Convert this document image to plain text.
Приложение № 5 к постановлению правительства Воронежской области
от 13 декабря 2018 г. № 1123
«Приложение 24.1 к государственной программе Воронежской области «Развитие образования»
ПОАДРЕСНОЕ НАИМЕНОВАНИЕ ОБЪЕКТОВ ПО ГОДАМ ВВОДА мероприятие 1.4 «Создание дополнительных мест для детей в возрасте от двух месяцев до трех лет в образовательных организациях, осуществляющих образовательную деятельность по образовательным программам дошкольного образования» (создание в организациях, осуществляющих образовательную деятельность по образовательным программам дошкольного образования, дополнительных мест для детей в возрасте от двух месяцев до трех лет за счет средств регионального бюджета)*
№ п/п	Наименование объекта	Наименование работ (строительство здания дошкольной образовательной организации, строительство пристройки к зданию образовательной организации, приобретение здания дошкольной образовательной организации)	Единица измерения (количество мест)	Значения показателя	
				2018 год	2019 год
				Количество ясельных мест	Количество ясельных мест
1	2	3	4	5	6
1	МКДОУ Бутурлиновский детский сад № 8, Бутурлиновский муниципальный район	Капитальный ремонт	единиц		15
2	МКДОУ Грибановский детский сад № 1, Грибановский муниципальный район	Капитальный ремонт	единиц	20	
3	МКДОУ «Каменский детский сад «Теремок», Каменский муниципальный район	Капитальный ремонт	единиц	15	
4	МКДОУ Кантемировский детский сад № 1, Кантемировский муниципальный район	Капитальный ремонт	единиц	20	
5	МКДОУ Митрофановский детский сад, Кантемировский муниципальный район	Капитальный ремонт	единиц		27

— Your task —
Copy out all of the data exactly, leaving nothing out.

— Task response —
Convert this document image to plain text.
Приложение № 5 к постановлению правительства Воронежской области
от 13 декабря 2018 г. № 1123
«Приложение 24.1 к государственной программе Воронежской области «Развитие образования»
ПОАДРЕСНОЕ НАИМЕНОВАНИЕ ОБЪЕКТОВ ПО ГОДАМ ВВОДА мероприятие 1.4 «Создание дополнительных мест для детей в возрасте от двух месяцев до трех лет в образовательных организациях, осуществляющих образовательную деятельность по образовательным программам дошкольного образования» (создание в организациях, осуществляющих образовательную деятельность по образовательным программам дошкольного образования, дополнительных мест для детей в возрасте от двух месяцев до трех лет за счет средств регионального бюджета)*
№ п/п	Наименование объекта	Наименование работ (строительство здания дошкольной образовательной организации, строительство пристройки к зданию образовательной организации, приобретение здания дошкольной образовательной организации)	Единица измерения (количество мест)	Значения показателя	
				2018 год	2019 год
				Количество ясельных мест	Количество ясельных мест
1	2	3	4	5	6
1	МКДОУ Бутурлиновский детский сад № 8, Бутурлиновский муниципальный район	Капитальный ремонт	единиц		15
2	МКДОУ Грибановский детский сад № 1, Грибановский муниципальный район	Капитальный ремонт	единиц	20	
3	МКДОУ «Каменский детский сад «Теремок», Каменский муниципальный район	Капитальный ремонт	единиц	15	
4	МКДОУ Кантемировский детский сад № 1, Кантемировский муниципальный район	Капитальный ремонт	единиц	20	
5	МКДОУ Митрофановский детский сад, Кантемировский муниципальный район	Капитальный ремонт	единиц		27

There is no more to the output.